**INFORMATION SHOWN:**
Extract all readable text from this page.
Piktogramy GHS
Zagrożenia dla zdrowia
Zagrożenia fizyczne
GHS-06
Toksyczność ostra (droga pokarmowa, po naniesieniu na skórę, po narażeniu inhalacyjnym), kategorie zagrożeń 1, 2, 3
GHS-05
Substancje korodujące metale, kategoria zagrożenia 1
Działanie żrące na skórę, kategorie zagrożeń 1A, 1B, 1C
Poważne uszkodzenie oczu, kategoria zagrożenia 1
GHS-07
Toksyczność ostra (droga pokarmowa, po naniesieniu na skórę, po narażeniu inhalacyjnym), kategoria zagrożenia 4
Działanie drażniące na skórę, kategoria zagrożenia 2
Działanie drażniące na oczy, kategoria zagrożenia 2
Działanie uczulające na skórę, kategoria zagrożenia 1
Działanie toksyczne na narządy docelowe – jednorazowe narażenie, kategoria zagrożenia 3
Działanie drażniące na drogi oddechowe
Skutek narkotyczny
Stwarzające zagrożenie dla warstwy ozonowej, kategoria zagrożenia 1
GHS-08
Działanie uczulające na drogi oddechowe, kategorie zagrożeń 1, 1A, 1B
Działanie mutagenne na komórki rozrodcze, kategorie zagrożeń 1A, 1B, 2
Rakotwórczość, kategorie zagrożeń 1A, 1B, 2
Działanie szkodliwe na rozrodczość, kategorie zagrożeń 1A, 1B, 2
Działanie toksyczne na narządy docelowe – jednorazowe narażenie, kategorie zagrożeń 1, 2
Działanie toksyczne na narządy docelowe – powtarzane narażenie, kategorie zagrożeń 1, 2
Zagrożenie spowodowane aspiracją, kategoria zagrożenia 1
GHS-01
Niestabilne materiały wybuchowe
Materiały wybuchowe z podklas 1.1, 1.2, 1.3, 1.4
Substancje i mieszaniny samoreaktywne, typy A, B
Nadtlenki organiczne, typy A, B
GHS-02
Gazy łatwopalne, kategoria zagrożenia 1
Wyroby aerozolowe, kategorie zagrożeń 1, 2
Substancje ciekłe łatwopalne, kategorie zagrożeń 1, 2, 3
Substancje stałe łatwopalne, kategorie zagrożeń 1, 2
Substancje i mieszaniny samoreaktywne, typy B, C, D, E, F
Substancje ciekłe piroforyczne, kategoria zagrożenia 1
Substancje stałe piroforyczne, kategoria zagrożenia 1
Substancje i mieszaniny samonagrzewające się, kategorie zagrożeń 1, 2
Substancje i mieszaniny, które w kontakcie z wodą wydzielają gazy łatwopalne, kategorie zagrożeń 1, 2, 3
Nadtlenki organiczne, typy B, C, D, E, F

**PROBLEM REQUIREMENTS:** From the listing above, extract every line exactly as it stands.

**EXERCISE ANSWER:**
Extract all readable text from this page.
Piktogramy GHS
Zagrożenia dla zdrowia
Zagrożenia fizyczne
GHS-06
Toksyczność ostra (droga pokarmowa, po naniesieniu na skórę, po narażeniu inhalacyjnym), kategorie zagrożeń 1, 2, 3
GHS-05
Substancje korodujące metale, kategoria zagrożenia 1
Działanie żrące na skórę, kategorie zagrożeń 1A, 1B, 1C
Poważne uszkodzenie oczu, kategoria zagrożenia 1
GHS-07
Toksyczność ostra (droga pokarmowa, po naniesieniu na skórę, po narażeniu inhalacyjnym), kategoria zagrożenia 4
Działanie drażniące na skórę, kategoria zagrożenia 2
Działanie drażniące na oczy, kategoria zagrożenia 2
Działanie uczulające na skórę, kategoria zagrożenia 1
Działanie toksyczne na narządy docelowe – jednorazowe narażenie, kategoria zagrożenia 3
Działanie drażniące na drogi oddechowe
Skutek narkotyczny
Stwarzające zagrożenie dla warstwy ozonowej, kategoria zagrożenia 1
GHS-08
Działanie uczulające na drogi oddechowe, kategorie zagrożeń 1, 1A, 1B
Działanie mutagenne na komórki rozrodcze, kategorie zagrożeń 1A, 1B, 2
Rakotwórczość, kategorie zagrożeń 1A, 1B, 2
Działanie szkodliwe na rozrodczość, kategorie zagrożeń 1A, 1B, 2
Działanie toksyczne na narządy docelowe – jednorazowe narażenie, kategorie zagrożeń 1, 2
Działanie toksyczne na narządy docelowe – powtarzane narażenie, kategorie zagrożeń 1, 2
Zagrożenie spowodowane aspiracją, kategoria zagrożenia 1
GHS-01
Niestabilne materiały wybuchowe
Materiały wybuchowe z podklas 1.1, 1.2, 1.3, 1.4
Substancje i mieszaniny samoreaktywne, typy A, B
Nadtlenki organiczne, typy A, B
GHS-02
Gazy łatwopalne, kategoria zagrożenia 1
Wyroby aerozolowe, kategorie zagrożeń 1, 2
Substancje ciekłe łatwopalne, kategorie zagrożeń 1, 2, 3
Substancje stałe łatwopalne, kategorie zagrożeń 1, 2
Substancje i mieszaniny samoreaktywne, typy B, C, D, E, F
Substancje ciekłe piroforyczne, kategoria zagrożenia 1
Substancje stałe piroforyczne, kategoria zagrożenia 1
Substancje i mieszaniny samonagrzewające się, kategorie zagrożeń 1, 2
Substancje i mieszaniny, które w kontakcie z wodą wydzielają gazy łatwopalne, kategorie zagrożeń 1, 2, 3
Nadtlenki organiczne, typy B, C, D, E, F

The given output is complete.